(Dataset records on visual material)
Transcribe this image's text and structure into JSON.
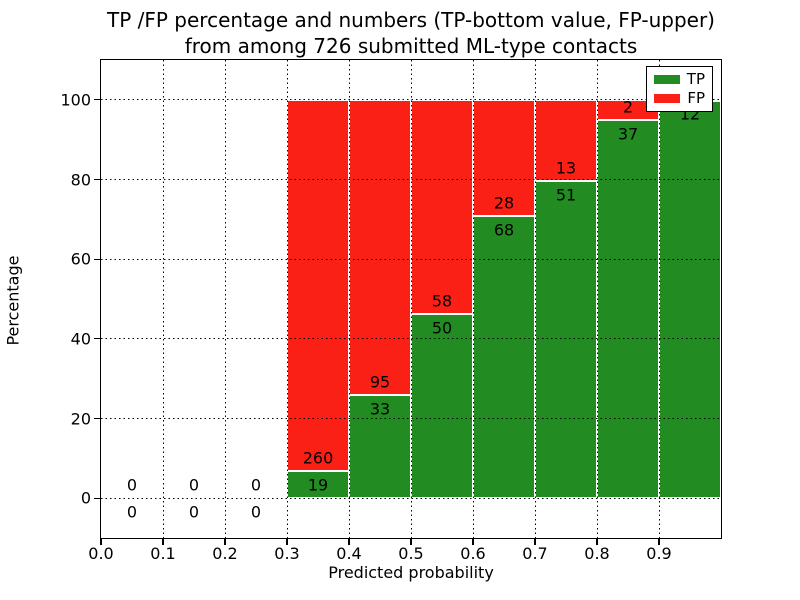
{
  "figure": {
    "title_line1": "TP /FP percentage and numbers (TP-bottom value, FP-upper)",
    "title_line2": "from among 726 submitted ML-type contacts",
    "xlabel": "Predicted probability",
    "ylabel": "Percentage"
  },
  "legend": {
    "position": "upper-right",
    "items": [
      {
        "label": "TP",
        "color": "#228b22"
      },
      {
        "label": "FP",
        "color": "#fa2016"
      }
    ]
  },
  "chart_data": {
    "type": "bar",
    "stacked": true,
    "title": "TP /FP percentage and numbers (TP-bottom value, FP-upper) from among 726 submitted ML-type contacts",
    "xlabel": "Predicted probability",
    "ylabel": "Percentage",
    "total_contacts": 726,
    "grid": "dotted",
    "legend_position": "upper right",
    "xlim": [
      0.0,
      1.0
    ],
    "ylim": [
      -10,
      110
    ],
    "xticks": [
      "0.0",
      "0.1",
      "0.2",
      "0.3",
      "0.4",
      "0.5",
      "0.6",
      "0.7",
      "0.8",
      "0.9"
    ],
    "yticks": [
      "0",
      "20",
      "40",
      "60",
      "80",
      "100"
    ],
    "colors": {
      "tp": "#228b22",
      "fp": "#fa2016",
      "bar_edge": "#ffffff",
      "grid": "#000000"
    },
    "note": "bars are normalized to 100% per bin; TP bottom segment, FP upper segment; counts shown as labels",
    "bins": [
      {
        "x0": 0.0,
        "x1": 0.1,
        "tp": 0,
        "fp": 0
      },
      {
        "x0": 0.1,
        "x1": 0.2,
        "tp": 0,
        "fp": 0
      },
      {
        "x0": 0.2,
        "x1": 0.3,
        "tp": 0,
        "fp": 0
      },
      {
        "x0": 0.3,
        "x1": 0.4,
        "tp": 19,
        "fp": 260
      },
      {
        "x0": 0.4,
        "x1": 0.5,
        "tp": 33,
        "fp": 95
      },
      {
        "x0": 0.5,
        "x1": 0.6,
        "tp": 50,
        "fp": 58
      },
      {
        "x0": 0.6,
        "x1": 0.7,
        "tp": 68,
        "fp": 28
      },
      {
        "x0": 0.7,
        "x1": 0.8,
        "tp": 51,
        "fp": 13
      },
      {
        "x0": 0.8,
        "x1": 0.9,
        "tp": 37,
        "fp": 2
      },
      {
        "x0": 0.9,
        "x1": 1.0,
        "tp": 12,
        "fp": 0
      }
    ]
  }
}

--

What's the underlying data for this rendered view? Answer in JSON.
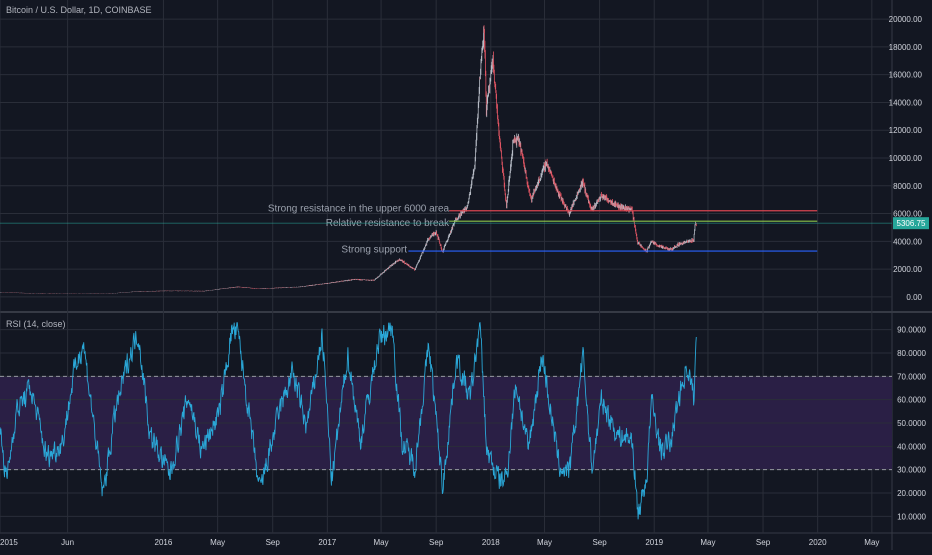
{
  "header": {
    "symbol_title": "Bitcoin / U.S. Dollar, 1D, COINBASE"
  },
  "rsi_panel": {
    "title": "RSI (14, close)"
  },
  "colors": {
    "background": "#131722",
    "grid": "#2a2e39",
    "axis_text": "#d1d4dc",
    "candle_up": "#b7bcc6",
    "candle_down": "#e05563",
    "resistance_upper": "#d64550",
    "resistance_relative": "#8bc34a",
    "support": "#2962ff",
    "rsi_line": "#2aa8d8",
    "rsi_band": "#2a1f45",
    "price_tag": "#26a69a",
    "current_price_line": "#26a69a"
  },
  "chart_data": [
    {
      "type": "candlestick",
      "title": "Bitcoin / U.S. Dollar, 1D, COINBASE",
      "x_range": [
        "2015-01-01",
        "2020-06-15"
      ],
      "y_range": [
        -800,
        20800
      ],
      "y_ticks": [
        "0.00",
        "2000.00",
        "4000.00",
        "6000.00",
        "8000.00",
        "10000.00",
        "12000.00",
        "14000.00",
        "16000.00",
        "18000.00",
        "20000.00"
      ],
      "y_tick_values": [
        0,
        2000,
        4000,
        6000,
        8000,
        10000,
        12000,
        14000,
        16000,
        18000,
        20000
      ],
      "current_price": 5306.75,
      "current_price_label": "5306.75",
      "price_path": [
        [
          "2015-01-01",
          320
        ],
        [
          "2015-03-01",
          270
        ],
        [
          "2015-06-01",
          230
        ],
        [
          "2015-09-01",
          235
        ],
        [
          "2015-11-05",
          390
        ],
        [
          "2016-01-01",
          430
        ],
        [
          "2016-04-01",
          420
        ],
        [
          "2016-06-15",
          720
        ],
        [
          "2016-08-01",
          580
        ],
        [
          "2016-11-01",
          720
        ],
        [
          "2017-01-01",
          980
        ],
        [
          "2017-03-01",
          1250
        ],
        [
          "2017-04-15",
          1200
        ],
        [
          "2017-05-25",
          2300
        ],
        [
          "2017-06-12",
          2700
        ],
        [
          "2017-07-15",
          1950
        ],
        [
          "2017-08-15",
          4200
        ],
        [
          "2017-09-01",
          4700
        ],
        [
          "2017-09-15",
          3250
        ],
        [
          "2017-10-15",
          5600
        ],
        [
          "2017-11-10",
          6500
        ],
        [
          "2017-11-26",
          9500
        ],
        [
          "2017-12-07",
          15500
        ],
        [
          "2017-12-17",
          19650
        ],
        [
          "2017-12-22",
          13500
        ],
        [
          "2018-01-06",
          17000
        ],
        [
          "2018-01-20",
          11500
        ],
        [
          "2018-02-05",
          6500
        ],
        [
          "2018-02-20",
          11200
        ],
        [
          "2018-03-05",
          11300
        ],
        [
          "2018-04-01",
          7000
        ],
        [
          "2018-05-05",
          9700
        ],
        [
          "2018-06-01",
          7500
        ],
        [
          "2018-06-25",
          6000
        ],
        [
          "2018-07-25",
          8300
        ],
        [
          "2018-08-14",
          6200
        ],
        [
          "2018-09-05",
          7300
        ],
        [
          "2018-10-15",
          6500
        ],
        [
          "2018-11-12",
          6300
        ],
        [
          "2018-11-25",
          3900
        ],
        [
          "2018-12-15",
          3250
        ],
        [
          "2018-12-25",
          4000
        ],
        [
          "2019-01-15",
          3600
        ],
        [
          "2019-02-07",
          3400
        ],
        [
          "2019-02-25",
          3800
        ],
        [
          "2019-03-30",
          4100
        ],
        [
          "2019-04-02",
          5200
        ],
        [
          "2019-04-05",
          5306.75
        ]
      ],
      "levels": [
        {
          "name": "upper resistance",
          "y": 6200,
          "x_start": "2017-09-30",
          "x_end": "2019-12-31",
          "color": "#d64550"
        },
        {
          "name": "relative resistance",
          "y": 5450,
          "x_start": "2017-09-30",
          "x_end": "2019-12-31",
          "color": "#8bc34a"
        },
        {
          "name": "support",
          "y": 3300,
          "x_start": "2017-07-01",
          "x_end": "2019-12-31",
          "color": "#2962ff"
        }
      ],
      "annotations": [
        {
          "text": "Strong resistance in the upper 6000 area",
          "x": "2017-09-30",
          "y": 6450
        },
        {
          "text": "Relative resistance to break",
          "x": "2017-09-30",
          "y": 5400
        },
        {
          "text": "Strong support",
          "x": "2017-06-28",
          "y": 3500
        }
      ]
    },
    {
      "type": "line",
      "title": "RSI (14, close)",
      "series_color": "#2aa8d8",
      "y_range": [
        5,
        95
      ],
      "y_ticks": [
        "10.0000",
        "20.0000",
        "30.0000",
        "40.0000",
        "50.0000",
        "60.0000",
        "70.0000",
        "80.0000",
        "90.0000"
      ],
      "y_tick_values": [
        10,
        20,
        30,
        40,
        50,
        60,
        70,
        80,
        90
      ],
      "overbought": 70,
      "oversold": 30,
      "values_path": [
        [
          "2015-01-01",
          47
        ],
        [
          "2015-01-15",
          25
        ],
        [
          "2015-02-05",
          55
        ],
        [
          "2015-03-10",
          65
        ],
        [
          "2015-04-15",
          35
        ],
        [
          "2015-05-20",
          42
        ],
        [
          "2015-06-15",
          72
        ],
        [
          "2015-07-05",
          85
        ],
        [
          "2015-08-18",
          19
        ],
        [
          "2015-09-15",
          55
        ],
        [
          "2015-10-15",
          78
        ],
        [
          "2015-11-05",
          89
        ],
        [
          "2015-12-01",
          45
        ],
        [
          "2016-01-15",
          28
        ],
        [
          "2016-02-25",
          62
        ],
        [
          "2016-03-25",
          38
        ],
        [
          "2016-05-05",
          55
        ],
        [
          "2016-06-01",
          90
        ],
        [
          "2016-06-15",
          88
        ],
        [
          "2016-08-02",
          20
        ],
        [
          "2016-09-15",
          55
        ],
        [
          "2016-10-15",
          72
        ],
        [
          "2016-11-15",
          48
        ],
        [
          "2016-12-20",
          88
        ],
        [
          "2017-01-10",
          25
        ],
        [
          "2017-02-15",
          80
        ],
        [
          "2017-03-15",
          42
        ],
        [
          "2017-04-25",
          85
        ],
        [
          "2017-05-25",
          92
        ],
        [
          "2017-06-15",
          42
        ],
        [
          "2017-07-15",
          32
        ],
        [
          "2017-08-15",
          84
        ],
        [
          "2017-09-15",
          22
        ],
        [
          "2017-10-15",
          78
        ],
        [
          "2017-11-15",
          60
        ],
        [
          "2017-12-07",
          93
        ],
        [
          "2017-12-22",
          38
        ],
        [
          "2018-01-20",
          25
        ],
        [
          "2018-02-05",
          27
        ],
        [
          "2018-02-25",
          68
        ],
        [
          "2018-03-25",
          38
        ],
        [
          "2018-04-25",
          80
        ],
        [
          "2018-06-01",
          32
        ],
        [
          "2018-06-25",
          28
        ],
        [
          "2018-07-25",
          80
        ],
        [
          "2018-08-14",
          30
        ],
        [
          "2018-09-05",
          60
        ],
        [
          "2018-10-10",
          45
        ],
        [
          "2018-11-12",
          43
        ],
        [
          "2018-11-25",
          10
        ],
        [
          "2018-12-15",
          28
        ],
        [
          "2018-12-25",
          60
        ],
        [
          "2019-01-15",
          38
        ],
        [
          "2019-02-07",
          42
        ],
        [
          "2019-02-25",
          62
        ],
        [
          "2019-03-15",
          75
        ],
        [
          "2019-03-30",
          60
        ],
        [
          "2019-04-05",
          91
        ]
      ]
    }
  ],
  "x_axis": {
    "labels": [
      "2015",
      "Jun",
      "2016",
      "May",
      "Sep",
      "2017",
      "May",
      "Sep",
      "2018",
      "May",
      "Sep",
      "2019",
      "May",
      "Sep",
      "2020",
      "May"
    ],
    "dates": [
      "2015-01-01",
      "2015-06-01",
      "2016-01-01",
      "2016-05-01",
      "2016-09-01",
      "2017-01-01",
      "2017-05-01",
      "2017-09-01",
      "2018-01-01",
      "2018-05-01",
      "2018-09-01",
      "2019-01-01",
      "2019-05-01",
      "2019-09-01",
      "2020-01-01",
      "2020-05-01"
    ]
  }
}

> OBJECTIVE
Find each line that has the word "bottom", then copy it out.

> SOLUTION TO THE PROBLEM
    "title_line1": "TP /FP percentage and numbers (TP-bottom value, FP-upper)",
    "title": "TP /FP percentage and numbers (TP-bottom value, FP-upper) from among 726 submitted ML-type contacts",
    "note": "bars are normalized to 100% per bin; TP bottom segment, FP upper segment; counts shown as labels",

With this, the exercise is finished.